TEXT SHOWN
((
# non pistol



## PenguinRunway (Apr 3, 2007)

Ok, this is a non pistol question, and technically a non semi-auto question.

I'm looking for a high cal precision bolt action rifle. I want one with a mag also.

This is going to double as a range / hunting rifle.

I don't want one of those typical wood grain rifles, blah. I want something that looks like a sniper rifle. Something tactical. What are some good brands?


----------



## Benzbuilder (Sep 7, 2006)

*This should be in the Long Gun section*

If you're looking for a sniper rifle. Check out the Barrett .416. A truely remarkable weapon. Although, You won't be carring it hunting! For that I would look at the Kimber .338 Federal. It won't be released till next year, but, it is supposed to have the same trajectory as the .308 Win. With better terminal ballistics out to 500 yds.


----------



## SuckLead (Jul 4, 2006)

Some of the things FN has out look pretty good, too. Pricey, but we have one on the shelf right now that I think would give you tingles.


----------



## SuckLead (Jul 4, 2006)
))
Write out, word for word, the part of the rifle thread from "# non pistol" to "some good brands?".

SUPPLIED ENTRIES
((
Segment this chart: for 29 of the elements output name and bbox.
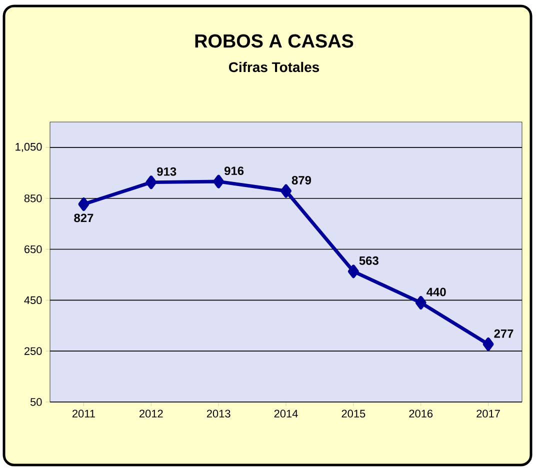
data-label: 827: [74, 214, 94, 222]
data-label: 913: [157, 167, 176, 176]
point: [146, 176, 157, 190]
point: [78, 197, 90, 211]
point: [213, 174, 224, 188]
x-tick-label: 2015: [342, 410, 366, 418]
data-label: 916: [224, 166, 244, 176]
data-label: 277: [494, 329, 514, 338]
point: [280, 184, 292, 198]
x-tick-label: 2013: [206, 410, 230, 418]
data-label: 563: [359, 256, 378, 265]
y-tick-label: 50: [30, 398, 42, 406]
x-tick-label: 2012: [140, 410, 163, 418]
x-tick-label: 2017: [476, 410, 500, 418]
x-tick-label: 2011: [72, 410, 95, 418]
y-tick-label: 1,050: [16, 142, 42, 152]
y-tick-label: 250: [24, 347, 42, 355]
data-label: 440: [426, 288, 446, 296]
x-tick-label: 2016: [409, 410, 433, 418]
y-tick-label: 850: [24, 194, 42, 202]
y-tick-label: 650: [24, 245, 42, 254]
point: [348, 264, 359, 278]
chart-subtitle: Cifras Totales: [228, 62, 320, 72]
y-tick-label: 450: [24, 296, 42, 304]
x-tick-label: 2014: [274, 410, 298, 418]
point: [415, 296, 426, 310]
point: [482, 337, 494, 351]
chart-title: ROBOS A CASAS: [195, 34, 354, 48]
data-label: 879: [292, 176, 312, 184]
))
OUTPUT OF THE TASK
# non pistol



## PenguinRunway (Apr 3, 2007)

Ok, this is a non pistol question, and technically a non semi-auto question.

I'm looking for a high cal precision bolt action rifle. I want one with a mag also.

This is going to double as a range / hunting rifle.

I don't want one of those typical wood grain rifles, blah. I want something that looks like a sniper rifle. Something tactical. What are some good brands?